**Input for this task**
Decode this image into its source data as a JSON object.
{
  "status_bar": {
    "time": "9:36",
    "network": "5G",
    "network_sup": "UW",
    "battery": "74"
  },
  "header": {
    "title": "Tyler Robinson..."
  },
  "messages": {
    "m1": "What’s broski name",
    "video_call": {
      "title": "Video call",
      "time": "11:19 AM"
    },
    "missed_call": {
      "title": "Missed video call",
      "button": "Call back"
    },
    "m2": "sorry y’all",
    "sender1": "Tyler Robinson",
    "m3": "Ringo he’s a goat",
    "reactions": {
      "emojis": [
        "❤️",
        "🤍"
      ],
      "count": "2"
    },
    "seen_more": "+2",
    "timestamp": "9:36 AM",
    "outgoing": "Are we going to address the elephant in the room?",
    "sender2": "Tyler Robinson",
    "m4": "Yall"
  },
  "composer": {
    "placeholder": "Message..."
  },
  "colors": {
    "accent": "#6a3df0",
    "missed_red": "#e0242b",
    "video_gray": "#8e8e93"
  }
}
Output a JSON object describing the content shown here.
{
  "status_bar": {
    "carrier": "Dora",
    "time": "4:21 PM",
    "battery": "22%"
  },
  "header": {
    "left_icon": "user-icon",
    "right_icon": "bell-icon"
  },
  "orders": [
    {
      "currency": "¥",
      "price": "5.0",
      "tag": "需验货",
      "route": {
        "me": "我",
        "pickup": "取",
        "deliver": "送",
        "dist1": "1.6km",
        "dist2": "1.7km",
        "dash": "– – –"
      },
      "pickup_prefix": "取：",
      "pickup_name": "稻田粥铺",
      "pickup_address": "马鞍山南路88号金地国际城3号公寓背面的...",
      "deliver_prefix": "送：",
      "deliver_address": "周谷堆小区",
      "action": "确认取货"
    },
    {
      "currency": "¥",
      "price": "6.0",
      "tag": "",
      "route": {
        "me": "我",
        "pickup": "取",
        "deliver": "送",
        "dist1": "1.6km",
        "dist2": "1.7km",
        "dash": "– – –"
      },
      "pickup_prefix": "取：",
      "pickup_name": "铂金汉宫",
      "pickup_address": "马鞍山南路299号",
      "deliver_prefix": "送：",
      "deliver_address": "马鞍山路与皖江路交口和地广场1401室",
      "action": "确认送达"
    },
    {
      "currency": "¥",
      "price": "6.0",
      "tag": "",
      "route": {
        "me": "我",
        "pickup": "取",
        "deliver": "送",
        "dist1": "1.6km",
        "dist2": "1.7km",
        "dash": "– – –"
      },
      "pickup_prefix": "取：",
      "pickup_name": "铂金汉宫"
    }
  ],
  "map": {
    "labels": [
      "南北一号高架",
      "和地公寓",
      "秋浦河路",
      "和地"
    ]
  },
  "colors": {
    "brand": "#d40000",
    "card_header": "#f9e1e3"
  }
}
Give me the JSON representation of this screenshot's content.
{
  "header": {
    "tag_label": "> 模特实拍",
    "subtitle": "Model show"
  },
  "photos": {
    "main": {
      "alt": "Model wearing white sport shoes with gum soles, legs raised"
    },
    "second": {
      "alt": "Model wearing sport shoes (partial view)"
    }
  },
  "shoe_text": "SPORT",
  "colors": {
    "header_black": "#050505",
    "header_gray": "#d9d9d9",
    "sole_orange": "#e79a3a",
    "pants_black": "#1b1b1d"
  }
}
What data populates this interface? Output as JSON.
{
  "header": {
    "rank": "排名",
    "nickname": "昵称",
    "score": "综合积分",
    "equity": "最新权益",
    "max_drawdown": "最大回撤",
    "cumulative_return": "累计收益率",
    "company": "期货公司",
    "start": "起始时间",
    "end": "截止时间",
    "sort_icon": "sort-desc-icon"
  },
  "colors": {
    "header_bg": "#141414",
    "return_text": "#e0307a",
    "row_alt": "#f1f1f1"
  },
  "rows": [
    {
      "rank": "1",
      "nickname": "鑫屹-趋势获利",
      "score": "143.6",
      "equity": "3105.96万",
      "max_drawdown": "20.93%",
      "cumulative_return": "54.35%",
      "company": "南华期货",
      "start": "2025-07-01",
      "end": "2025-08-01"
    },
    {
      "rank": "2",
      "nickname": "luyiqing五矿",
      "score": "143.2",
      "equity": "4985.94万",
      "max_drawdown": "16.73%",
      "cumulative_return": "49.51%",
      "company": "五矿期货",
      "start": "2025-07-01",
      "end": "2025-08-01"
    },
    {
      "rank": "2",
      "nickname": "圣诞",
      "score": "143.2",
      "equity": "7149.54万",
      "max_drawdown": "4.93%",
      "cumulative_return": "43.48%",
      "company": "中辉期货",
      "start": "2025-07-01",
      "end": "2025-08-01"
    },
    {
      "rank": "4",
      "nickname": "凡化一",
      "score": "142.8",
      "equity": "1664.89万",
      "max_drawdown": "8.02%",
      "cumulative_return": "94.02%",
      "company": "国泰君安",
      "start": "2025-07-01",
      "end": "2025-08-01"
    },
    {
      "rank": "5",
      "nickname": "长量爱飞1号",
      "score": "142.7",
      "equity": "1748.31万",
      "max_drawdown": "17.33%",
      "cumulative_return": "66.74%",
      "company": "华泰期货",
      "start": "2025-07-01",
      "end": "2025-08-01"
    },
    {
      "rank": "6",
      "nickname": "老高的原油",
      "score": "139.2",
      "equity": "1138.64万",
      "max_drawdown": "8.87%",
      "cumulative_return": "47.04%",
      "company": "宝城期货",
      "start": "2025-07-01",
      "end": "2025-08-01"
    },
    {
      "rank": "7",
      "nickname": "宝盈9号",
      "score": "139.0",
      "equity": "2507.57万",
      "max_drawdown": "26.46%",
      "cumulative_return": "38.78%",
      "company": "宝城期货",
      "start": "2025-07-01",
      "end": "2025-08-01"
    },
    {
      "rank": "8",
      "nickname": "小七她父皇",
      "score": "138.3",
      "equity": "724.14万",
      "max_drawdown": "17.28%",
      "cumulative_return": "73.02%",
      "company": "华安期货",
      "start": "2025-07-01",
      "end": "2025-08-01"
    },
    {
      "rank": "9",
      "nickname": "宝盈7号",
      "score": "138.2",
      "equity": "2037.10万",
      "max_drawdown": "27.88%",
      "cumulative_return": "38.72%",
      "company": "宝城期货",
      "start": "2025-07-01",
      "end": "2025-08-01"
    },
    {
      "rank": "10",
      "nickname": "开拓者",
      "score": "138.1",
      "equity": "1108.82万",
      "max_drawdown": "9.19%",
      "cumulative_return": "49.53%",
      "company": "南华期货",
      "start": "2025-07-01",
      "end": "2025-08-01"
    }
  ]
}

**Work to be completed**
Your task is to output all of the data above word for word.

**Solution to the problem**
Decode this image into its source data as a JSON object.
{
  "status_bar": {
    "time": "9:36",
    "network": "5G",
    "network_sup": "UW",
    "battery": "74"
  },
  "header": {
    "title": "Tyler Robinson..."
  },
  "messages": {
    "m1": "What’s broski name",
    "video_call": {
      "title": "Video call",
      "time": "11:19 AM"
    },
    "missed_call": {
      "title": "Missed video call",
      "button": "Call back"
    },
    "m2": "sorry y’all",
    "sender1": "Tyler Robinson",
    "m3": "Ringo he’s a goat",
    "reactions": {
      "emojis": [
        "❤️",
        "🤍"
      ],
      "count": "2"
    },
    "seen_more": "+2",
    "timestamp": "9:36 AM",
    "outgoing": "Are we going to address the elephant in the room?",
    "sender2": "Tyler Robinson",
    "m4": "Yall"
  },
  "composer": {
    "placeholder": "Message..."
  },
  "colors": {
    "accent": "#6a3df0",
    "missed_red": "#e0242b",
    "video_gray": "#8e8e93"
  }
}
Output a JSON object describing the content shown here.
{
  "status_bar": {
    "carrier": "Dora",
    "time": "4:21 PM",
    "battery": "22%"
  },
  "header": {
    "left_icon": "user-icon",
    "right_icon": "bell-icon"
  },
  "orders": [
    {
      "currency": "¥",
      "price": "5.0",
      "tag": "需验货",
      "route": {
        "me": "我",
        "pickup": "取",
        "deliver": "送",
        "dist1": "1.6km",
        "dist2": "1.7km",
        "dash": "– – –"
      },
      "pickup_prefix": "取：",
      "pickup_name": "稻田粥铺",
      "pickup_address": "马鞍山南路88号金地国际城3号公寓背面的...",
      "deliver_prefix": "送：",
      "deliver_address": "周谷堆小区",
      "action": "确认取货"
    },
    {
      "currency": "¥",
      "price": "6.0",
      "tag": "",
      "route": {
        "me": "我",
        "pickup": "取",
        "deliver": "送",
        "dist1": "1.6km",
        "dist2": "1.7km",
        "dash": "– – –"
      },
      "pickup_prefix": "取：",
      "pickup_name": "铂金汉宫",
      "pickup_address": "马鞍山南路299号",
      "deliver_prefix": "送：",
      "deliver_address": "马鞍山路与皖江路交口和地广场1401室",
      "action": "确认送达"
    },
    {
      "currency": "¥",
      "price": "6.0",
      "tag": "",
      "route": {
        "me": "我",
        "pickup": "取",
        "deliver": "送",
        "dist1": "1.6km",
        "dist2": "1.7km",
        "dash": "– – –"
      },
      "pickup_prefix": "取：",
      "pickup_name": "铂金汉宫"
    }
  ],
  "map": {
    "labels": [
      "南北一号高架",
      "和地公寓",
      "秋浦河路",
      "和地"
    ]
  },
  "colors": {
    "brand": "#d40000",
    "card_header": "#f9e1e3"
  }
}
Give me the JSON representation of this screenshot's content.
{
  "header": {
    "tag_label": "> 模特实拍",
    "subtitle": "Model show"
  },
  "photos": {
    "main": {
      "alt": "Model wearing white sport shoes with gum soles, legs raised"
    },
    "second": {
      "alt": "Model wearing sport shoes (partial view)"
    }
  },
  "shoe_text": "SPORT",
  "colors": {
    "header_black": "#050505",
    "header_gray": "#d9d9d9",
    "sole_orange": "#e79a3a",
    "pants_black": "#1b1b1d"
  }
}
What data populates this interface? Output as JSON.
{
  "header": {
    "rank": "排名",
    "nickname": "昵称",
    "score": "综合积分",
    "equity": "最新权益",
    "max_drawdown": "最大回撤",
    "cumulative_return": "累计收益率",
    "company": "期货公司",
    "start": "起始时间",
    "end": "截止时间",
    "sort_icon": "sort-desc-icon"
  },
  "colors": {
    "header_bg": "#141414",
    "return_text": "#e0307a",
    "row_alt": "#f1f1f1"
  },
  "rows": [
    {
      "rank": "1",
      "nickname": "鑫屹-趋势获利",
      "score": "143.6",
      "equity": "3105.96万",
      "max_drawdown": "20.93%",
      "cumulative_return": "54.35%",
      "company": "南华期货",
      "start": "2025-07-01",
      "end": "2025-08-01"
    },
    {
      "rank": "2",
      "nickname": "luyiqing五矿",
      "score": "143.2",
      "equity": "4985.94万",
      "max_drawdown": "16.73%",
      "cumulative_return": "49.51%",
      "company": "五矿期货",
      "start": "2025-07-01",
      "end": "2025-08-01"
    },
    {
      "rank": "2",
      "nickname": "圣诞",
      "score": "143.2",
      "equity": "7149.54万",
      "max_drawdown": "4.93%",
      "cumulative_return": "43.48%",
      "company": "中辉期货",
      "start": "2025-07-01",
      "end": "2025-08-01"
    },
    {
      "rank": "4",
      "nickname": "凡化一",
      "score": "142.8",
      "equity": "1664.89万",
      "max_drawdown": "8.02%",
      "cumulative_return": "94.02%",
      "company": "国泰君安",
      "start": "2025-07-01",
      "end": "2025-08-01"
    },
    {
      "rank": "5",
      "nickname": "长量爱飞1号",
      "score": "142.7",
      "equity": "1748.31万",
      "max_drawdown": "17.33%",
      "cumulative_return": "66.74%",
      "company": "华泰期货",
      "start": "2025-07-01",
      "end": "2025-08-01"
    },
    {
      "rank": "6",
      "nickname": "老高的原油",
      "score": "139.2",
      "equity": "1138.64万",
      "max_drawdown": "8.87%",
      "cumulative_return": "47.04%",
      "company": "宝城期货",
      "start": "2025-07-01",
      "end": "2025-08-01"
    },
    {
      "rank": "7",
      "nickname": "宝盈9号",
      "score": "139.0",
      "equity": "2507.57万",
      "max_drawdown": "26.46%",
      "cumulative_return": "38.78%",
      "company": "宝城期货",
      "start": "2025-07-01",
      "end": "2025-08-01"
    },
    {
      "rank": "8",
      "nickname": "小七她父皇",
      "score": "138.3",
      "equity": "724.14万",
      "max_drawdown": "17.28%",
      "cumulative_return": "73.02%",
      "company": "华安期货",
      "start": "2025-07-01",
      "end": "2025-08-01"
    },
    {
      "rank": "9",
      "nickname": "宝盈7号",
      "score": "138.2",
      "equity": "2037.10万",
      "max_drawdown": "27.88%",
      "cumulative_return": "38.72%",
      "company": "宝城期货",
      "start": "2025-07-01",
      "end": "2025-08-01"
    },
    {
      "rank": "10",
      "nickname": "开拓者",
      "score": "138.1",
      "equity": "1108.82万",
      "max_drawdown": "9.19%",
      "cumulative_return": "49.53%",
      "company": "南华期货",
      "start": "2025-07-01",
      "end": "2025-08-01"
    }
  ]
}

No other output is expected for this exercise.